Data records:
○ ○ ○

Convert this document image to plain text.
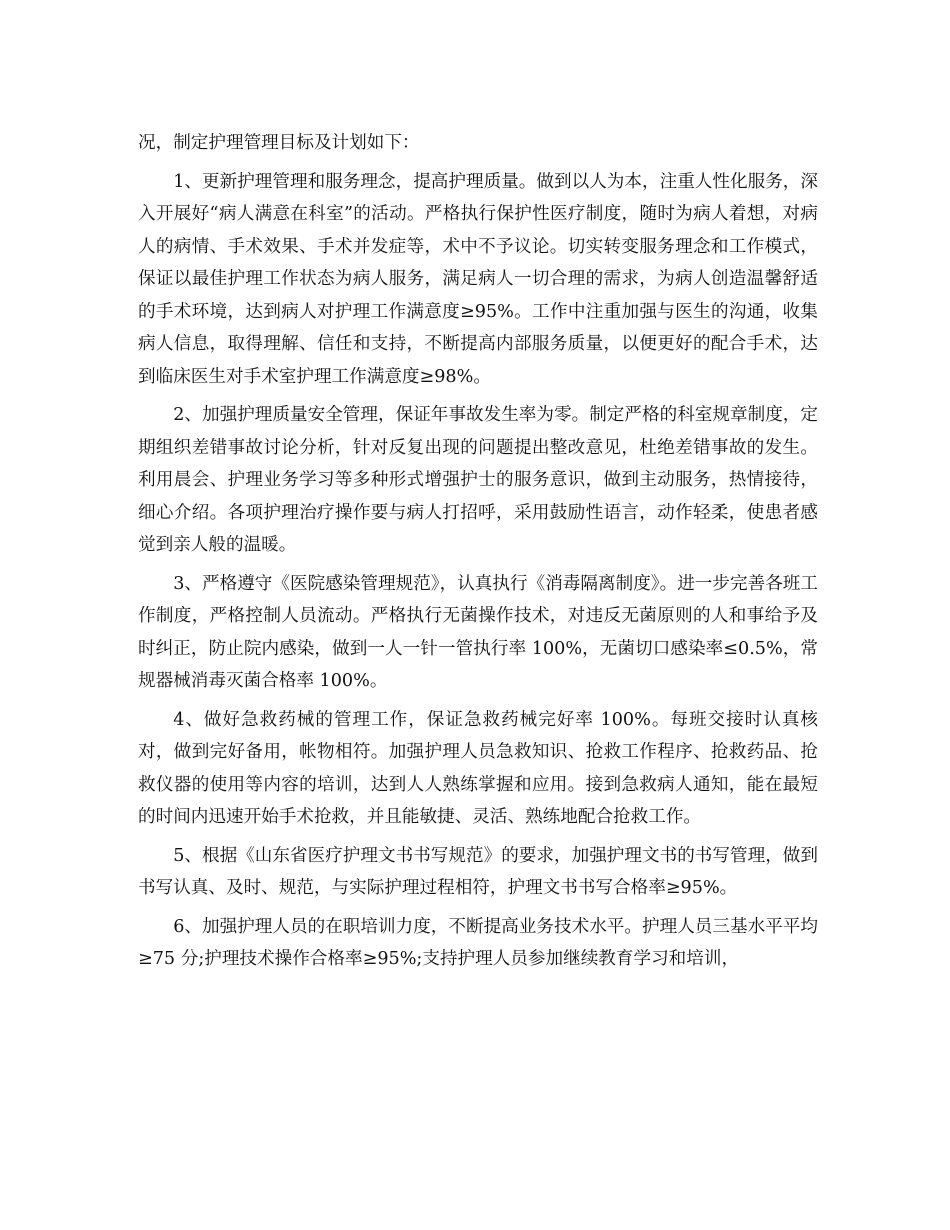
况，制定护理管理目标及计划如下：

1、更新护理管理和服务理念，提高护理质量。做到以人为本，注重人性化服务，深入开展好“病人满意在科室”的活动。严格执行保护性医疗制度，随时为病人着想，对病人的病情、手术效果、手术并发症等，术中不予议论。切实转变服务理念和工作模式，保证以最佳护理工作状态为病人服务，满足病人一切合理的需求，为病人创造温馨舒适的手术环境，达到病人对护理工作满意度≥95%。工作中注重加强与医生的沟通，收集病人信息，取得理解、信任和支持，不断提高内部服务质量，以便更好的配合手术，达到临床医生对手术室护理工作满意度≥98%。

2、加强护理质量安全管理，保证年事故发生率为零。制定严格的科室规章制度，定期组织差错事故讨论分析，针对反复出现的问题提出整改意见，杜绝差错事故的发生。利用晨会、护理业务学习等多种形式增强护士的服务意识，做到主动服务，热情接待，细心介绍。各项护理治疗操作要与病人打招呼，采用鼓励性语言，动作轻柔，使患者感觉到亲人般的温暖。

3、严格遵守《医院感染管理规范》，认真执行《消毒隔离制度》。进一步完善各班工作制度，严格控制人员流动。严格执行无菌操作技术，对违反无菌原则的人和事给予及时纠正，防止院内感染，做到一人一针一管执行率 100%，无菌切口感染率≤0.5%，常规器械消毒灭菌合格率 100%。

4、做好急救药械的管理工作，保证急救药械完好率 100%。每班交接时认真核对，做到完好备用，帐物相符。加强护理人员急救知识、抢救工作程序、抢救药品、抢救仪器的使用等内容的培训，达到人人熟练掌握和应用。接到急救病人通知，能在最短的时间内迅速开始手术抢救，并且能敏捷、灵活、熟练地配合抢救工作。

5、根据《山东省医疗护理文书书写规范》的要求，加强护理文书的书写管理，做到书写认真、及时、规范，与实际护理过程相符，护理文书书写合格率≥95%。

6、加强护理人员的在职培训力度，不断提高业务技术水平。护理人员三基水平平均≥75 分;护理技术操作合格率≥95%;支持护理人员参加继续教育学习和培训，
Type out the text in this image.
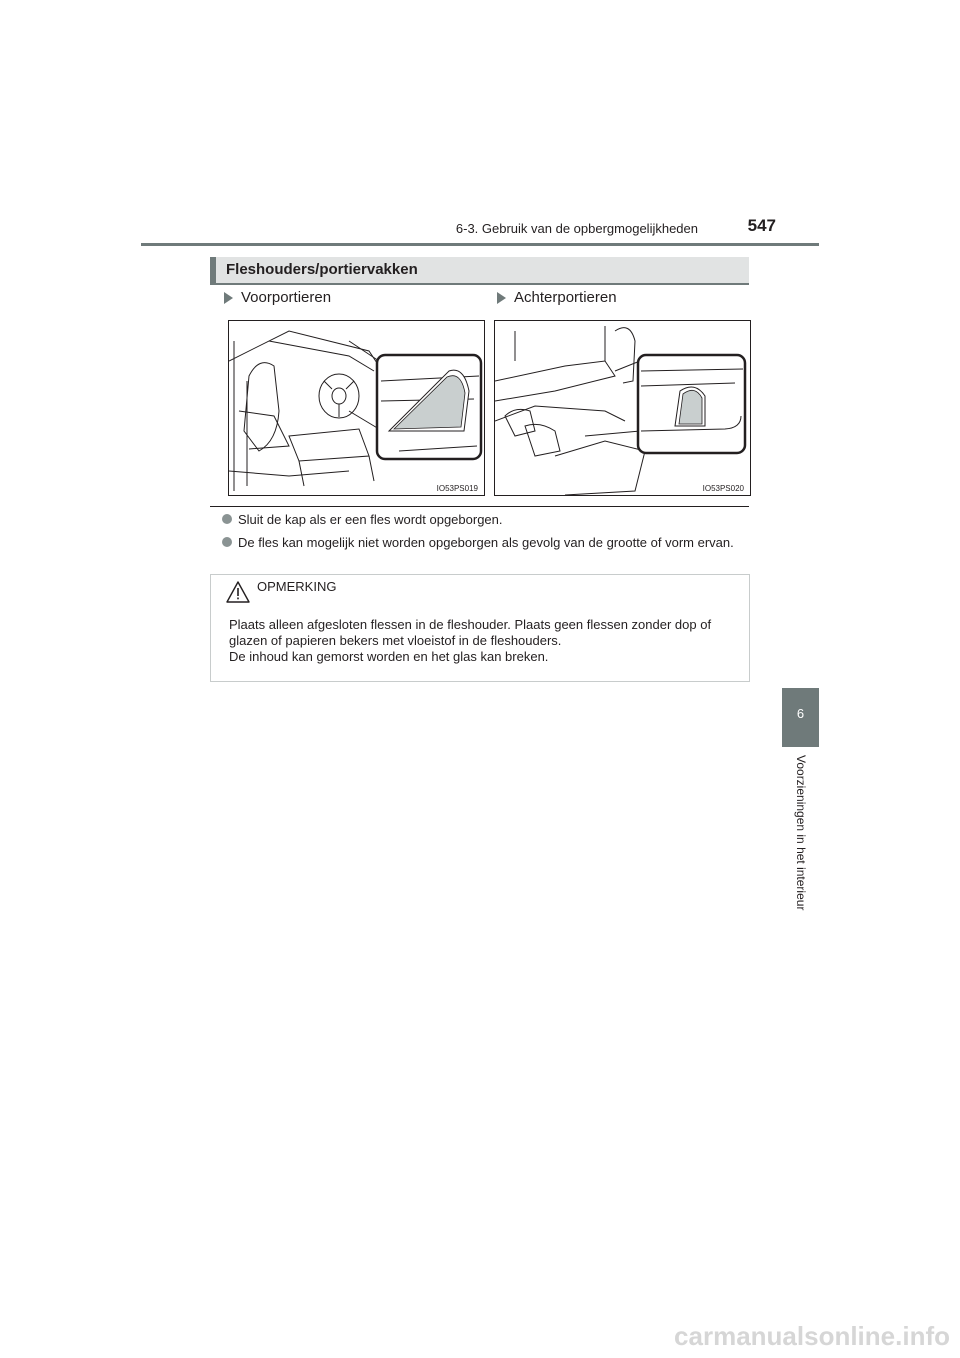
6-3. Gebruik van de opbergmogelijkheden	547
6
Voorzieningen in het interieur
Fleshouders/portiervakken
Voorportieren	Achterportieren
IO53PS019	IO53PS020
Sluit de kap als er een fles wordt opgeborgen.
De fles kan mogelijk niet worden opgeborgen als gevolg van de grootte of vorm ervan.
OPMERKING

Plaats alleen afgesloten flessen in de fleshouder. Plaats geen flessen zonder dop of glazen of papieren bekers met vloeistof in de fleshouders.

De inhoud kan gemorst worden en het glas kan breken.

carmanualsonline.info
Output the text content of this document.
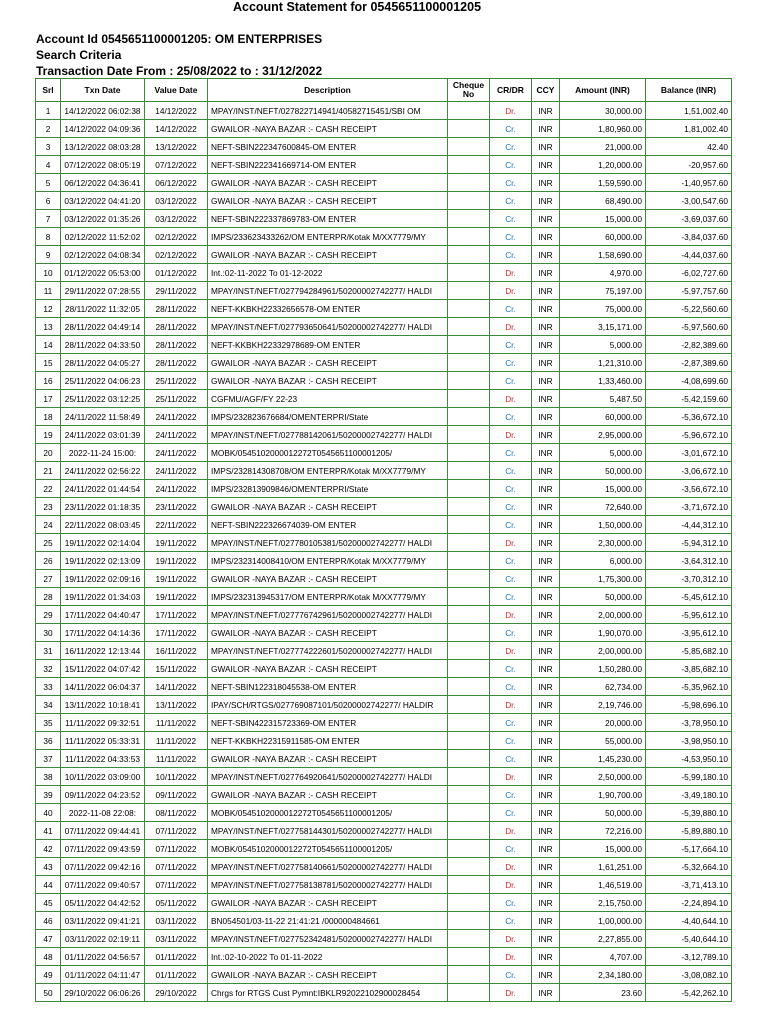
Account Statement for 0545651100001205
Account Id 0545651100001205: OM ENTERPRISES
Search Criteria
Transaction Date From : 25/08/2022 to : 31/12/2022
Srl	Txn Date	Value Date	Description	Cheque No	CR/DR	CCY	Amount (INR)	Balance (INR)
1	14/12/2022 06:02:38	14/12/2022	MPAY/INST/NEFT/027822714941/40582715451/SBI OM		Dr.	INR	30,000.00	1,51,002.40
2	14/12/2022 04:09:36	14/12/2022	GWAILOR -NAYA BAZAR :- CASH RECEIPT		Cr.	INR	1,80,960.00	1,81,002.40
3	13/12/2022 08:03:28	13/12/2022	NEFT-SBIN222347600845-OM ENTER		Cr.	INR	21,000.00	42.40
4	07/12/2022 08:05:19	07/12/2022	NEFT-SBIN222341669714-OM ENTER		Cr.	INR	1,20,000.00	-20,957.60
5	06/12/2022 04:36:41	06/12/2022	GWAILOR -NAYA BAZAR :- CASH RECEIPT		Cr.	INR	1,59,590.00	-1,40,957.60
6	03/12/2022 04:41:20	03/12/2022	GWAILOR -NAYA BAZAR :- CASH RECEIPT		Cr.	INR	68,490.00	-3,00,547.60
7	03/12/2022 01:35:26	03/12/2022	NEFT-SBIN222337869783-OM ENTER		Cr.	INR	15,000.00	-3,69,037.60
8	02/12/2022 11:52:02	02/12/2022	IMPS/233623433262/OM ENTERPR/Kotak M/XX7779/MY		Cr.	INR	60,000.00	-3,84,037.60
9	02/12/2022 04:08:34	02/12/2022	GWAILOR -NAYA BAZAR :- CASH RECEIPT		Cr.	INR	1,58,690.00	-4,44,037.60
10	01/12/2022 05:53:00	01/12/2022	Int.:02-11-2022 To 01-12-2022		Dr.	INR	4,970.00	-6,02,727.60
11	29/11/2022 07:28:55	29/11/2022	MPAY/INST/NEFT/027794284961/50200002742277/ HALDI		Dr.	INR	75,197.00	-5,97,757.60
12	28/11/2022 11:32:05	28/11/2022	NEFT-KKBKH22332656578-OM ENTER		Cr.	INR	75,000.00	-5,22,560.60
13	28/11/2022 04:49:14	28/11/2022	MPAY/INST/NEFT/027793650641/50200002742277/ HALDI		Dr.	INR	3,15,171.00	-5,97,560.60
14	28/11/2022 04:33:50	28/11/2022	NEFT-KKBKH22332978689-OM ENTER		Cr.	INR	5,000.00	-2,82,389.60
15	28/11/2022 04:05:27	28/11/2022	GWAILOR -NAYA BAZAR :- CASH RECEIPT		Cr.	INR	1,21,310.00	-2,87,389.60
16	25/11/2022 04:06:23	25/11/2022	GWAILOR -NAYA BAZAR :- CASH RECEIPT		Cr.	INR	1,33,460.00	-4,08,699.60
17	25/11/2022 03:12:25	25/11/2022	CGFMU/AGF/FY 22-23		Dr.	INR	5,487.50	-5,42,159.60
18	24/11/2022 11:58:49	24/11/2022	IMPS/232823676684/OMENTERPRI/State		Cr.	INR	60,000.00	-5,36,672.10
19	24/11/2022 03:01:39	24/11/2022	MPAY/INST/NEFT/027788142061/50200002742277/ HALDI		Dr.	INR	2,95,000.00	-5,96,672.10
20	2022-11-24 15:00:	24/11/2022	MOBK/0545102000012272T0545651100001205/		Cr.	INR	5,000.00	-3,01,672.10
21	24/11/2022 02:56:22	24/11/2022	IMPS/232814308708/OM ENTERPR/Kotak M/XX7779/MY		Cr.	INR	50,000.00	-3,06,672.10
22	24/11/2022 01:44:54	24/11/2022	IMPS/232813909846/OMENTERPRI/State		Cr.	INR	15,000.00	-3,56,672.10
23	23/11/2022 01:18:35	23/11/2022	GWAILOR -NAYA BAZAR :- CASH RECEIPT		Cr.	INR	72,640.00	-3,71,672.10
24	22/11/2022 08:03:45	22/11/2022	NEFT-SBIN222326674039-OM ENTER		Cr.	INR	1,50,000.00	-4,44,312.10
25	19/11/2022 02:14:04	19/11/2022	MPAY/INST/NEFT/027780105381/50200002742277/ HALDI		Dr.	INR	2,30,000.00	-5,94,312.10
26	19/11/2022 02:13:09	19/11/2022	IMPS/232314008410/OM ENTERPR/Kotak M/XX7779/MY		Cr.	INR	6,000.00	-3,64,312.10
27	19/11/2022 02:09:16	19/11/2022	GWAILOR -NAYA BAZAR :- CASH RECEIPT		Cr.	INR	1,75,300.00	-3,70,312.10
28	19/11/2022 01:34:03	19/11/2022	IMPS/232313945317/OM ENTERPR/Kotak M/XX7779/MY		Cr.	INR	50,000.00	-5,45,612.10
29	17/11/2022 04:40:47	17/11/2022	MPAY/INST/NEFT/027776742961/50200002742277/ HALDI		Dr.	INR	2,00,000.00	-5,95,612.10
30	17/11/2022 04:14:36	17/11/2022	GWAILOR -NAYA BAZAR :- CASH RECEIPT		Cr.	INR	1,90,070.00	-3,95,612.10
31	16/11/2022 12:13:44	16/11/2022	MPAY/INST/NEFT/027774222601/50200002742277/ HALDI		Dr.	INR	2,00,000.00	-5,85,682.10
32	15/11/2022 04:07:42	15/11/2022	GWAILOR -NAYA BAZAR :- CASH RECEIPT		Cr.	INR	1,50,280.00	-3,85,682.10
33	14/11/2022 06:04:37	14/11/2022	NEFT-SBIN122318045538-OM ENTER		Cr.	INR	62,734.00	-5,35,962.10
34	13/11/2022 10:18:41	13/11/2022	IPAY/SCH/RTGS/027769087101/50200002742277/ HALDIR		Dr.	INR	2,19,746.00	-5,98,696.10
35	11/11/2022 09:32:51	11/11/2022	NEFT-SBIN422315723369-OM ENTER		Cr.	INR	20,000.00	-3,78,950.10
36	11/11/2022 05:33:31	11/11/2022	NEFT-KKBKH22315911585-OM ENTER		Cr.	INR	55,000.00	-3,98,950.10
37	11/11/2022 04:33:53	11/11/2022	GWAILOR -NAYA BAZAR :- CASH RECEIPT		Cr.	INR	1,45,230.00	-4,53,950.10
38	10/11/2022 03:09:00	10/11/2022	MPAY/INST/NEFT/027764920641/50200002742277/ HALDI		Dr.	INR	2,50,000.00	-5,99,180.10
39	09/11/2022 04:23:52	09/11/2022	GWAILOR -NAYA BAZAR :- CASH RECEIPT		Cr.	INR	1,90,700.00	-3,49,180.10
40	2022-11-08 22:08:	08/11/2022	MOBK/0545102000012272T0545651100001205/		Cr.	INR	50,000.00	-5,39,880.10
41	07/11/2022 09:44:41	07/11/2022	MPAY/INST/NEFT/027758144301/50200002742277/ HALDI		Dr.	INR	72,216.00	-5,89,880.10
42	07/11/2022 09:43:59	07/11/2022	MOBK/0545102000012272T0545651100001205/		Cr.	INR	15,000.00	-5,17,664.10
43	07/11/2022 09:42:16	07/11/2022	MPAY/INST/NEFT/027758140661/50200002742277/ HALDI		Dr.	INR	1,61,251.00	-5,32,664.10
44	07/11/2022 09:40:57	07/11/2022	MPAY/INST/NEFT/027758138781/50200002742277/ HALDI		Dr.	INR	1,46,519.00	-3,71,413.10
45	05/11/2022 04:42:52	05/11/2022	GWAILOR -NAYA BAZAR :- CASH RECEIPT		Cr.	INR	2,15,750.00	-2,24,894.10
46	03/11/2022 09:41:21	03/11/2022	BN054501/03-11-22 21:41:21 /000000484661		Cr.	INR	1,00,000.00	-4,40,644.10
47	03/11/2022 02:19:11	03/11/2022	MPAY/INST/NEFT/027752342481/50200002742277/ HALDI		Dr.	INR	2,27,855.00	-5,40,644.10
48	01/11/2022 04:56:57	01/11/2022	Int.:02-10-2022 To 01-11-2022		Dr.	INR	4,707.00	-3,12,789.10
49	01/11/2022 04:11:47	01/11/2022	GWAILOR -NAYA BAZAR :- CASH RECEIPT		Cr.	INR	2,34,180.00	-3,08,082.10
50	29/10/2022 06:06:26	29/10/2022	Chrgs for RTGS Cust Pymnt:IBKLR92022102900028454		Dr.	INR	23.60	-5,42,262.10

○ ○ ○

__THE TASK__: Return all lines containing "OMENTERPRI".

__WRITTEN SOLUTION__:
18	24/11/2022 11:58:49	24/11/2022	IMPS/232823676684/OMENTERPRI/State		Cr.	INR	60,000.00	-5,36,672.10
22	24/11/2022 01:44:54	24/11/2022	IMPS/232813909846/OMENTERPRI/State		Cr.	INR	15,000.00	-3,56,672.10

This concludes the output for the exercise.